• EXERCISE DIRECTIONS: Read the entries below and pull out each line with the string "screenshot".

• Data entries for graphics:
>>>
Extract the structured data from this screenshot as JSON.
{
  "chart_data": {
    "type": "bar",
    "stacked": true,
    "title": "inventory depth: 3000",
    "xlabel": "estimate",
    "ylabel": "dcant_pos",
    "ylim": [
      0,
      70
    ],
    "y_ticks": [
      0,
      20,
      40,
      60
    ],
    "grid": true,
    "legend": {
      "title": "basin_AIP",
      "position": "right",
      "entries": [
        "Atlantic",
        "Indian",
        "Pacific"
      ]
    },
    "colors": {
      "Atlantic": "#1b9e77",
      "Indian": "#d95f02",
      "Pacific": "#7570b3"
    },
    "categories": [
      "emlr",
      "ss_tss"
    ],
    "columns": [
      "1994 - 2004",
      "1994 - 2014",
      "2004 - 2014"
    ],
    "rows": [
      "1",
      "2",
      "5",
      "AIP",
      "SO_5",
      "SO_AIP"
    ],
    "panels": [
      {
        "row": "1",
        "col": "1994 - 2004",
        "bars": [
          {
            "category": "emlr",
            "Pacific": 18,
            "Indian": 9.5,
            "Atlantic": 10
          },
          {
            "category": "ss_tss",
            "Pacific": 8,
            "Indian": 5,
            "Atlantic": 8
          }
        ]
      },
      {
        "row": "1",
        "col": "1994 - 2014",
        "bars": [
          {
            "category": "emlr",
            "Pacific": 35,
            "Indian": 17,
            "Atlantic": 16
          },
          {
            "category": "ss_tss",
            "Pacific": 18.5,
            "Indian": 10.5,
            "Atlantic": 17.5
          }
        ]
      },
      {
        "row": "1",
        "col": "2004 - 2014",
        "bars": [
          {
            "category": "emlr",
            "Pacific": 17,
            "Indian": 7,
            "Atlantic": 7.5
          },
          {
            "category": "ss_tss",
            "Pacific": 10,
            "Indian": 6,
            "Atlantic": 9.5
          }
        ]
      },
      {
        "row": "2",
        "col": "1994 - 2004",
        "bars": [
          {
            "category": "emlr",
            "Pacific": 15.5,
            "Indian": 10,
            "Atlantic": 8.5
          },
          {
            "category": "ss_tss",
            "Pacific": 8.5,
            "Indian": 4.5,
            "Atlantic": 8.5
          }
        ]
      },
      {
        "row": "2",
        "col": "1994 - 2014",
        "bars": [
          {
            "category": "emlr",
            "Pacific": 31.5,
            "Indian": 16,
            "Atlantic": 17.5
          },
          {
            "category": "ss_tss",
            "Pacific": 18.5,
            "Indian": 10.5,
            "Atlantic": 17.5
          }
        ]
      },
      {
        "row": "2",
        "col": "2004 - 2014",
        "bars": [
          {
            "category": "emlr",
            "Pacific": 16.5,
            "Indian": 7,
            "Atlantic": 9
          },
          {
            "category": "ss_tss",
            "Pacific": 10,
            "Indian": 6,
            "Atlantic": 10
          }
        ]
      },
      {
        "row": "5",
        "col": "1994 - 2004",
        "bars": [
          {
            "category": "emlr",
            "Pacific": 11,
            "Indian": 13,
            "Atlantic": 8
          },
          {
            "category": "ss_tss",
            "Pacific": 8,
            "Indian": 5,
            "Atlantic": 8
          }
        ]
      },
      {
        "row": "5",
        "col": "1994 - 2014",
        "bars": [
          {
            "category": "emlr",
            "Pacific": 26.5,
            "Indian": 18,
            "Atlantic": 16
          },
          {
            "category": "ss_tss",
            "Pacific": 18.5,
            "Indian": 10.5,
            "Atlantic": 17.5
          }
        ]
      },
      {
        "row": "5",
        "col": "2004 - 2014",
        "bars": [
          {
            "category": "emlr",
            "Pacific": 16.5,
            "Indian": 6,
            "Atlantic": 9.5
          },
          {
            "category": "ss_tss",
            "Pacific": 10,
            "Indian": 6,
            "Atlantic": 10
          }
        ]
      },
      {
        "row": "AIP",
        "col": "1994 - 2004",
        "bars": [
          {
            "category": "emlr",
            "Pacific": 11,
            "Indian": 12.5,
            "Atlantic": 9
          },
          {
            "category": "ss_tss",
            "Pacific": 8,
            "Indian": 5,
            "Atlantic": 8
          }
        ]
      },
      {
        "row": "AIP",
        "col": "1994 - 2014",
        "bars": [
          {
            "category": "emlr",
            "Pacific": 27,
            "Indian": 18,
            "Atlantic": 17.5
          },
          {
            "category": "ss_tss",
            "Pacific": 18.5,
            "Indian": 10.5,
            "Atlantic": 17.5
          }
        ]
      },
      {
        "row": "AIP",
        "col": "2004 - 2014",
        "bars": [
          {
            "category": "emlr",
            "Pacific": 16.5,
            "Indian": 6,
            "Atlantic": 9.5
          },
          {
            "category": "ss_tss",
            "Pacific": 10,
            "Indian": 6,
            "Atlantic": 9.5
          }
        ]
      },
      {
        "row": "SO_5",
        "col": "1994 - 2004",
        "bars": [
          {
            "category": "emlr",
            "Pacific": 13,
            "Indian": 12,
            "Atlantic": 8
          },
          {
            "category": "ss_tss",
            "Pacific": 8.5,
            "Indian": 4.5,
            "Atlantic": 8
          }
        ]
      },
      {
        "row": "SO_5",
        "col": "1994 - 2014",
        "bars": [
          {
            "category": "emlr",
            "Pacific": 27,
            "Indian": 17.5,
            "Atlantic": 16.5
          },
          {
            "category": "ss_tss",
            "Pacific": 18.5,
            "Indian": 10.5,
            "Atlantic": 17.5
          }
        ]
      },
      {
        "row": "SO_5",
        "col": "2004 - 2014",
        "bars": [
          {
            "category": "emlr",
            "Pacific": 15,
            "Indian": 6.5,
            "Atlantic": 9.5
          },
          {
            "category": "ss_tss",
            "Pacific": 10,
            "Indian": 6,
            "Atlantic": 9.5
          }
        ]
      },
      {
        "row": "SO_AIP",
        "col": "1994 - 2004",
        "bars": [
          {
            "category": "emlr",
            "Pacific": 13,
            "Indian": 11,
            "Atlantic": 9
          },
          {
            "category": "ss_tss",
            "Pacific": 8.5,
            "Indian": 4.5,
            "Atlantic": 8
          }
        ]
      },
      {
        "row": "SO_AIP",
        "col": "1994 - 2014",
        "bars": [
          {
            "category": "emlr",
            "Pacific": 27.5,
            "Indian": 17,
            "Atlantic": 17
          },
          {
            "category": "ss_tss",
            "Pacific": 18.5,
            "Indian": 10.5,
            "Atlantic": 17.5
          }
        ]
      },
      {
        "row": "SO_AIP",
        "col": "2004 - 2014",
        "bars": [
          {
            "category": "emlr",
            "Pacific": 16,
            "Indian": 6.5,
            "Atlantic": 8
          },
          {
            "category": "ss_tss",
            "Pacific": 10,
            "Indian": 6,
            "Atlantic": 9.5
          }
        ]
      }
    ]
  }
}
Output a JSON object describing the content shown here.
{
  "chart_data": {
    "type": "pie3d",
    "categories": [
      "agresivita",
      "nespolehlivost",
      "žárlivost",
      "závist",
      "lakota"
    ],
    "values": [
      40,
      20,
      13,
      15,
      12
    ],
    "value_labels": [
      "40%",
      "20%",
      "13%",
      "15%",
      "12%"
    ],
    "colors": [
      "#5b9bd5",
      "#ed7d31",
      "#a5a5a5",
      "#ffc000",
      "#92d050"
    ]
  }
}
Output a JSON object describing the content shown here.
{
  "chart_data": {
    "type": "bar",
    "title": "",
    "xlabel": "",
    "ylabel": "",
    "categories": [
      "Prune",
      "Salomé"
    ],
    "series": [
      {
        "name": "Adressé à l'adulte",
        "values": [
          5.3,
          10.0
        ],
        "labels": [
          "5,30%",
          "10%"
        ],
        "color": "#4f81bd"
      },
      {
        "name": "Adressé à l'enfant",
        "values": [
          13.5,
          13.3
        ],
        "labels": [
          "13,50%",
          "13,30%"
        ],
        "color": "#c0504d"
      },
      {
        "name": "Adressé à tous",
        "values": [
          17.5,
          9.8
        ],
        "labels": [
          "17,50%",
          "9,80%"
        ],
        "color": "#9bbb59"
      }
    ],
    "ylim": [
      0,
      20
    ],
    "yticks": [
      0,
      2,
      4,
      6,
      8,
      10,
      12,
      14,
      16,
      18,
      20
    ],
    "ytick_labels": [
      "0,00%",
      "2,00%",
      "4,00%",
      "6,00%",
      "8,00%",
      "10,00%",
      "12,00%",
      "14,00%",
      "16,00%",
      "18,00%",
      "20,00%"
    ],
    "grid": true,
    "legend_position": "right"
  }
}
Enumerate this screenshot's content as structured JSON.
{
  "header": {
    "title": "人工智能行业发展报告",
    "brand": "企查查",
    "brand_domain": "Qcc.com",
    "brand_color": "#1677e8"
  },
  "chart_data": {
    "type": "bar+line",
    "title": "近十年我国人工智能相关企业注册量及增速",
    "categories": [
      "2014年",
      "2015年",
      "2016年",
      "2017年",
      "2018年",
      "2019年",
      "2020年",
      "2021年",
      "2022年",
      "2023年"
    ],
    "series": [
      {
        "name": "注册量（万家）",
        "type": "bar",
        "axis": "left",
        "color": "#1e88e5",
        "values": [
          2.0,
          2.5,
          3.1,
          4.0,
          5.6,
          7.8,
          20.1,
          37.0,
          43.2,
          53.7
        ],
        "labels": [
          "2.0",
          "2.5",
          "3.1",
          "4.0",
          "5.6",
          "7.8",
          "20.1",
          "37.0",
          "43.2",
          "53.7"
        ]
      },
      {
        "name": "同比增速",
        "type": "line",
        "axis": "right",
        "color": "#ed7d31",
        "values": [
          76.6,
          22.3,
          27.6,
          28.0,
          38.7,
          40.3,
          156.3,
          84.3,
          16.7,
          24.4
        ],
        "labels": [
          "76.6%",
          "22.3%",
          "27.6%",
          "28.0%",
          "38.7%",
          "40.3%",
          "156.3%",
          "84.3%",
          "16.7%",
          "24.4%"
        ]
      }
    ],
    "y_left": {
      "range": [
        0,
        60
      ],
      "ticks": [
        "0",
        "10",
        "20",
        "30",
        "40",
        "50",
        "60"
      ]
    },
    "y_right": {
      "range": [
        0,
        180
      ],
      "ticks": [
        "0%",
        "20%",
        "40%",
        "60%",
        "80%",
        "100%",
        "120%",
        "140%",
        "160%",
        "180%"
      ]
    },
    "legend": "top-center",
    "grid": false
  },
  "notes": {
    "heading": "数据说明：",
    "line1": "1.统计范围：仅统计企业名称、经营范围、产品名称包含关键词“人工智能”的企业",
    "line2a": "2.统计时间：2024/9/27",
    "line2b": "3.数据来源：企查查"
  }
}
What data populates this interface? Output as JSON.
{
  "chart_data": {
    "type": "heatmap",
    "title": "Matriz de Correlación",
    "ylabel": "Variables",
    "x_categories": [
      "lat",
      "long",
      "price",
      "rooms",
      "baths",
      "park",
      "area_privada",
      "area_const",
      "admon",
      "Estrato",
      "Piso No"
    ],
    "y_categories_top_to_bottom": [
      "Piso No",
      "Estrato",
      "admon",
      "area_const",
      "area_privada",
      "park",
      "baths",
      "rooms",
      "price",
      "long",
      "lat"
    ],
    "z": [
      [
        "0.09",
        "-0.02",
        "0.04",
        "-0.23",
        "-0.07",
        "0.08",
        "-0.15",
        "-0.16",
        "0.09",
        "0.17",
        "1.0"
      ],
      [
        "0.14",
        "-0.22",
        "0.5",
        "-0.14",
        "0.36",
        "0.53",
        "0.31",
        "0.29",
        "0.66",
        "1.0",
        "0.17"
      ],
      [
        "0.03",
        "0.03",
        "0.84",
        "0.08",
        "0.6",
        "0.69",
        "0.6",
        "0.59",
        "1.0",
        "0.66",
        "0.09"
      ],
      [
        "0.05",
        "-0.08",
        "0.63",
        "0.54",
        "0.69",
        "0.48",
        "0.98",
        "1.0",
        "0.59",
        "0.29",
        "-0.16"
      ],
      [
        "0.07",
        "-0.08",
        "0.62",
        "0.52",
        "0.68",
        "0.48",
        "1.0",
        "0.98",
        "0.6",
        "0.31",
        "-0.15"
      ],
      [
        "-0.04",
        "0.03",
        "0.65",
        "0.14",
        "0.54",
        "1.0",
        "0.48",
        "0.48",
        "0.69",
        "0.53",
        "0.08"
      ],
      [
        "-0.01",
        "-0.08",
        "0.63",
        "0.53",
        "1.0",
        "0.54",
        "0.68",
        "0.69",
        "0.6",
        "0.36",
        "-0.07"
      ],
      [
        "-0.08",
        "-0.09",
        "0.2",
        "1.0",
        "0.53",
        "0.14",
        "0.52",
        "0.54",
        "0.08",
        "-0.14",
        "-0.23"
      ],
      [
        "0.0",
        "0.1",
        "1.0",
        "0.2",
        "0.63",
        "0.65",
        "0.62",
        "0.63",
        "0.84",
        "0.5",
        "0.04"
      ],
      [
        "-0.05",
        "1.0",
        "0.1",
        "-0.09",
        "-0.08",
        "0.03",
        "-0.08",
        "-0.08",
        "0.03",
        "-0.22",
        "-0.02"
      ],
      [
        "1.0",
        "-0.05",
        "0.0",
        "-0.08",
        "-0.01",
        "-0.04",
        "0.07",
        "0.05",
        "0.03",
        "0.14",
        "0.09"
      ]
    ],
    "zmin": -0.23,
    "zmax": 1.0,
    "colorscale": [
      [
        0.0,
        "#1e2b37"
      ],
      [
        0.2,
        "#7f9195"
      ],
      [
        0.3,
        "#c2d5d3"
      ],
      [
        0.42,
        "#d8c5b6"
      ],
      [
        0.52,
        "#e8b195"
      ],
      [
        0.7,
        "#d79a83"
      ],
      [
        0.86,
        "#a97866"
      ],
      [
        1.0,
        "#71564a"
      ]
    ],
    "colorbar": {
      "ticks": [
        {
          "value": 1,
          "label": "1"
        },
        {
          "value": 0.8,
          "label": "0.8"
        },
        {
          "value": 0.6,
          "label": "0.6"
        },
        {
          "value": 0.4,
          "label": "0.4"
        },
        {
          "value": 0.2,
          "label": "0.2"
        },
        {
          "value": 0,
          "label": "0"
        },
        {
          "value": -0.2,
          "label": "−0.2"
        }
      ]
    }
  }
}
<<<
• WRITTEN ANSWER:
Extract the structured data from this screenshot as JSON.
Enumerate this screenshot's content as structured JSON.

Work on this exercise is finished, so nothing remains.